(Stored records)
# # # #
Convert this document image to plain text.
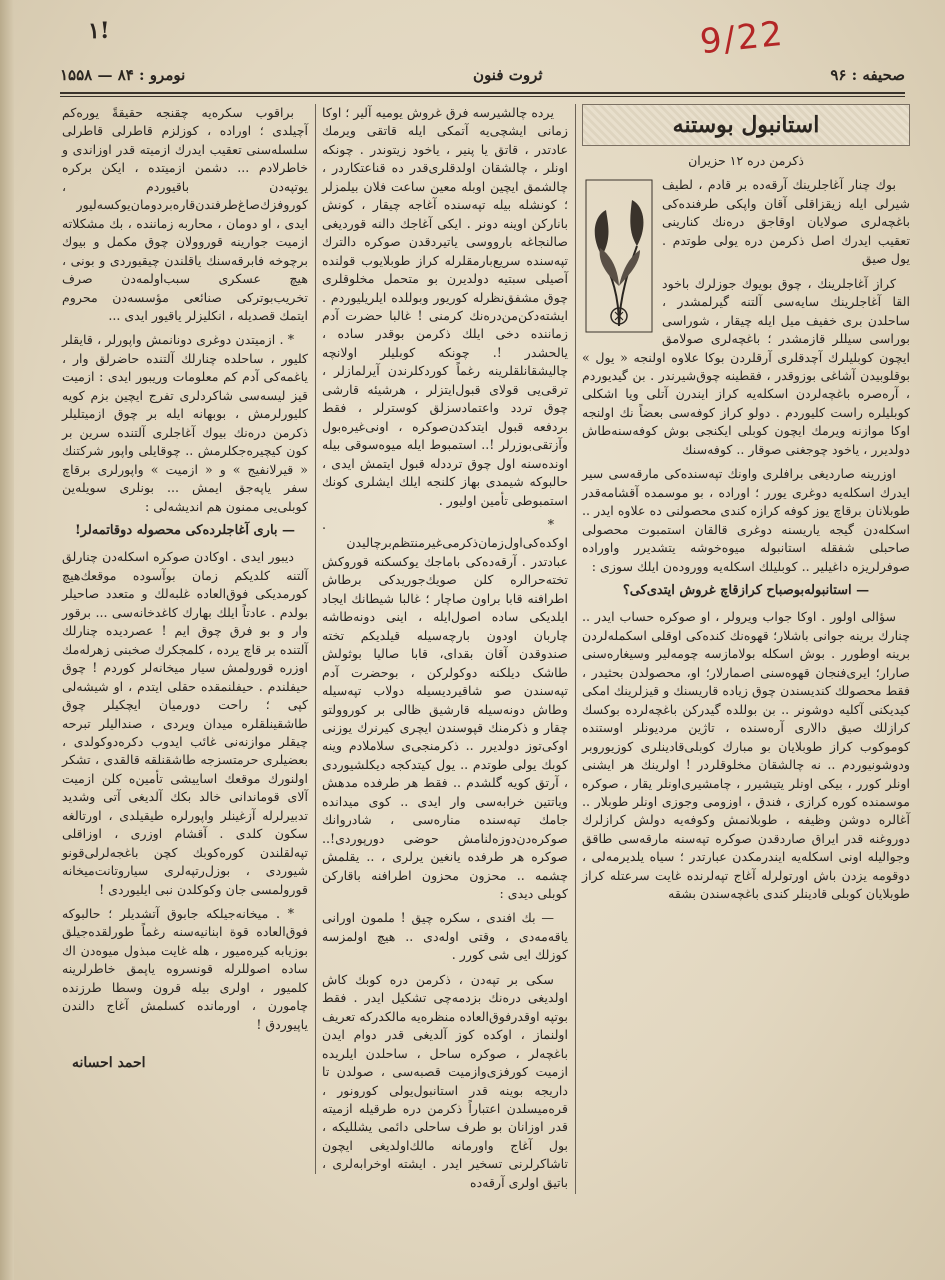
9/22
۱!
صحیفه : ۹۶
ثروت فنون
نومرو : ۸۴ — ۱۵۵۸
استانبول بوستنه

ذکرمن دره ۱۲ حزیران

بوك چنار آغاجلرینك آرقه‌ده بر قادم ، لطیف شیرلی ایله زیقزاقلی آقان واپکی طرفنده‌کی باغچه‌لری صولایان اوقاجق دره‌نك كنارینی تعقیب ایدرك اصل ذکرمن دره یولی طوتدم . یول صیق

كراز آغاجلرینك ، چوق بویوك جوزلرك باخود القا آغاجلرینك سایه‌سی آلتنه گیرلمشدر ، ساحلدن بری خفیف میل ایله چیقار ، شوراسی بوراسی سیللر قازمشدر ؛ باغچه‌لری صولامق ایچون کوبلیلرك آچدقلری آرقلردن بوکا علاوه اولنجه « یول » بوقلوبیدن آشاغی بوزوقدر ، فقطینه چوق‌شیرندر . بن گیدیوردم ، آرەصره باغچه‌لردن اسکله‌یه کراز ایندرن آتلی ویا اشکلی کوبلیلره راست کلیوردم . دولو کراز کوفه‌سی بعضاً نك اولنجه اوكا موازنه ویرمك ایچون کوبلی ایکنجی بوش کوفه‌سنه‌طاش دولدیرر ، یاخود چوجغنی صوقار .. کوفه‌سنك

اوزرینه صاردیغی برافلری واونك تپه‌سنده‌کی مارقه‌سی سیر ایدرك اسکله‌یه دوغری یورر ؛ اورادە ، بو موسمده آقشامه‌قدر طوبلانان برقاچ یوز کوفه کرازه کندی محصولنی ده علاوه ایدر .. اسکله‌دن گیجه یاریسنه دوغری قالقان استمبوت محصولی صاحبلی شفقله استانبوله میوه‌خوشه یتشدیرر واوراده صوفرلریزه داغیلیر .. کوبلیلك اسکله‌یه ووروده‌ن ایلك سوزی :

— استانبوله‌بوصباح کرازقاچ غروش ایتدی‌کی؟

سؤالی اولور . اوکا جواب ویرولر ، او صوکره حساب ایدر .. چنارك برینه جوانی باشلار؛ قهوه‌نك کندە‌کی اوقلی اسکمله‌لردن برینه اوطورر . بوش اسکله بولامازسه چومه‌لیر وسیغاره‌سنی صارار؛ ایری‌فنجان قهوه‌سنی اصمارلار؛ او، محصولدن بحثیدر ، فقط محصولك کندیسندن چوق زیاده قاریسنك و قیزلرینك امکی کیدیکنی آکلیه دوشونر .. بن بوللده گیدرکن باغچه‌لرده بوکسك کرازلك صیق دالاری آره‌سنده ، تاژین مردیونلر اوستنده کوموکوب کراز طوبلایان بو مبارك کوبلی‌قادینلری کوزیوروبر ودوشونیوردم .. نه چالشقان مخلوقلردر ! اولرینك هر ایشنی اونلر کورر ، بیکی اونلر یتیشیرر ، چامشیری‌اونلر یقار ، صوکره موسمنده کوره کرازی ، فندق ، اوزومی وجوزی اونلر طوبلار .. آغالره دوشن وظیفه ، طوبلانمش وکوفه‌یه دولش کرازلرك دوروغنه قدر ایراق صاردقدن صوکره تپه‌سنه مارقه‌سی طاقق وجوالیله اونی اسکله‌یه ایندرمکدن عبارتدر ؛ سیاه یلدیرمه‌لی ، دوقومه یزدن باش اورتولرله آغاج تپه‌لرنده غایت سرعتله کراز طوبلایان کوبلی قادینلر کندی باغچه‌سندن بشقه

یرده چالشیرسه فرق غروش یومیه آلیر ؛ اوکا زمانی ایشچی‌یه آتمکی ایله قاتقی ویرمك عادتدر ، قاتق یا پنیر ، یاخود زیتوندر . چونکه اونلر ، چالشقان اولدقلری‌قدر ده قناعتکاردر ، چالشمق ایچین اوبله معین ساعت فلان بیلمزلر ؛ کونشله بیله تپه‌سنده آغاجه چیقار ، کونش بانارکن اوینه دونر . ایکی آغاجك دالنه قوردیغی صالنجاغه بارووسی یاتیردقدن صوکره دالترك تپه‌سنده سریع‌بارمقلرله كراز طوبلایوب قولنده آصیلی سبتیه دولدیرن بو متحمل مخلوقلری چوق مشفق‌نظرله کوریور وبوللده ایلریلیوردم . ایشته‌دکن‌من‌دره‌نك کرمنی ! غالبا حضرت آدم زماننده دخی ایلك ذکرمن بوقدر ساده ، یالحشدر !. چونکه کوبلیلر اولانچه چالیشقانلقلرینه رغماً کوردکلرندن آیرلمازلر ، ترقی‌یی قولای قبول‌ایتزلر ، هرشیئه قارشی چوق تردد واعتمادسزلق کوسترلر ، فقط بردفعه قبول ایتدکدن‌صوکره ، اونی‌غیره‌بول وآزتقی‌بوزرلر !.. استمبوط ایله میوه‌سوقی بیله اونده‌سنه اول چوق ترددله قبول ایتمش ایدی ، حالبوکه شیمدی بهاز کلنجه ایلك ایشلری کونك استمبوطی تأمین اولیور .

* . اوکده‌کی‌اول‌زمان‌ذکرمی‌غیرمنتظم‌برچالیدن عبادتدر . آرقه‌ده‌کی باماجك یوکسکنه قوروکش تخته‌حرالره کلن صویك‌جوریدکی برطاش اطرافنه قابا براون صاچار ؛ غالبا شیطانك ایجاد ایلدیکی ساده اصول‌ایله ، اینی دونه‌طاشه چاربان اودون بارچه‌سیله قیلدیکم تخته‌ صندوقدن آقان بقدای، قابا صالیا بوثولش طاشک دیلکنه دوکولرکن ، بوحضرت آدم تپه‌سندن صو شاقیردیسیله دولاب تپه‌سیله وطاش دونه‌سیله قارشیق ظالی بر کوروولتو چقار و ذکرمنك قپوسندن ایچری کیرنرك یوزنی اوکی‌توز دولدیرر .. ذکرمنجی‌ی سلاملادم وینه کوبك یولی طوتدم .. یول کیتدکجه دیکلشیوردی ، آرتق کویه گلشدم .. فقط هر طرفده مدهش ویاتتین خرابه‌سی وار ایدی .. کوی میدانده جامك تپه‌سنده منارەسی ، شادروانك صوکره‌دن‌دوزه‌لنامش حوضی دورپوردی!.. صوکره هر طرفده یانغین یرلری ، .. یقلمش چشمه .. محزون محزون اطرافنه باقارکن کوبلی دیدی :

— بك افندی ، سکره چیق ! ملمون اورانی یاقه‌مه‌دی ، وقتی اوله‌دی .. هیچ اولمزسه کوزلك ایی شی کورر .

سکی بر تپه‌دن ، ذکرمن دره کوبك کاش اولدیغی دره‌نك بزدمه‌چی تشکیل ایدر . فقط بوتپه اوقدرفوق‌العاده منظره‌یه مالکدرکه تعریف اولنماز ، اوکده کوز آلدیغی قدر دوام ایدن باغچه‌لر ، صوکره ساحل ، ساحلدن ایلریده ازمیت کورفزی‌وازمیت قصبه‌سی ، صولدن تا داریجه بوینه قدر استانبول‌یولی کورونور ، قره‌میسلدن اعتباراً ذکرمن دره طرقیله ازمیته قدر اوزانان بو طرف ساحلی دائمی یشللیکه ، بول آغاج واورمانه مالك‌اولدیغی ایچون تاشاکرلرنی تسخیر ایدر . ایشته اوخرابه‌لری ، باتیق اولری آرقه‌ده

براقوب سکره‌یه چقنجه حقیقةً یوره‌کم آچیلدی ؛ اورادە ، کوزلزم قاطرلی قاطرلی سلسله‌سنی تعقیب ایدرك ازمیته قدر اوزاندی و خاطرلادم ... دشمن ازمیتده ، ایکن بركره یوتپه‌دن باقیوردم ، کوروفزك‌صاغ‌طرفندن‌قاره‌بردومان‌یوکسه‌لیور ایدی ، او دومان ، محاربه زماننده ، بك مشکلاته ازمیت جوارینه قوروولان چوق مکمل و بیوك برچوخه فابرقه‌سنك یاقلندن چیقیوردی و بونی ، هیچ عسکری سبب‌اولمه‌دن صرف تخریب‌بوترکی صنائعی مؤسسەدن محروم ایتمك قصدیله ، انكلیزلر یاقیور ایدی ...

* . ازمیتدن دوغری دونانمش واپورلر ، قایقلر کلیور ، ساحلده چنارلك آلتنده حاضرلق وار ، یاغمه‌کی آدم‌ کم معلومات وریبور ایدی : ازمیت قیز لیسه‌سی شاکردلری تفرج ایچین بزم کویه کلیورلرمش ، بوبهانه ایله بر چوق ازمیتلیلر ذکرمن دره‌نك بیوك آغاجلری آلتنده سرین بر کون کیچیره‌جکلرمش .. چوقایلی واپور شرکتنك « قیرلانفیج » و « ازمیت » واپورلری برقاچ سفر یاپه‌جق ایمش ... بونلری سویلەین کوبلی‌یی ممنون‌ هم انديشەلی :

— باری آغاجلرده‌کی محصوله دوقاتمه‌لر!

دیبور ایدی . اوکادن صوکره اسکله‌دن چنارلق آلتنه کلدیکم زمان بوآسوده موقعك‌هیچ کورمدیکی فوق‌العاده غلبه‌لك و متعدد صاحیلر بولدم . عادتاً ایلك بهارك کاغدخانه‌سی ... برقور وار و بو فرق چوق ایم ! عصردیده چنارلك آلتنده بر قاچ یرده ، کلمجکرك صخبنی زهرلەمك اوزره قورولمش سیار میخانەلر کوردم ! چوق حیفلندم . حیفلنمقده حقلی ایتدم ، او شیشەلی کپی‌ ؛ راحت دورمیان ایچکیلر چوق طاشقینلقلره میدان ویردی ، صندالیلر تبرحه چیقلر موازنه‌نی غائب ایدوب دکر‌ه‌دوکولدی ، بعضیلری حرمتسزجه طاشقنلقه قالقدی ، تشکر اولنورك موقعك اساییشی تأمین‌ه کلن ازمیت آلای قوماندانی خالد بکك آلدیغی آتی وشدید تدبیرلرله آزغینلر واپورلره طیقیلدی ، اورتالغه سکون کلدی . آقشام اوزری ، اوزاقلی تپه‌لقلندن کوره‌کوبك کچن باغجه‌لرلی‌قونو شیوردی ، بوزل‌رتپه‌لری سیاروتانت‌میخانه قورولمسی جان وکوکلدن نبی ایلیوردی !

* . میخانه‌جیلکه جابوق آتشدیلر ؛ حالبوکه فوق‌العادە قوة ابنانیه‌سنه رغماً طورلقده‌جیلق بوزیابه کیرەمیور ، هله غایت مبذول میوه‌دن اك ساده‌ اصوللرله قونسروه یاپمق خاطرلرینه کلمیور ، اولری بیله قرون وسطا طرزنده چامورن ، اورمانده کسلمش آغاج دالندن یاپیوردق !

احمد احسانه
# # # #
## PROBLEM DESCRIPTION
Provide the number of lines containing the string "استانبوله", with no other output.

## FINAL RESULT
2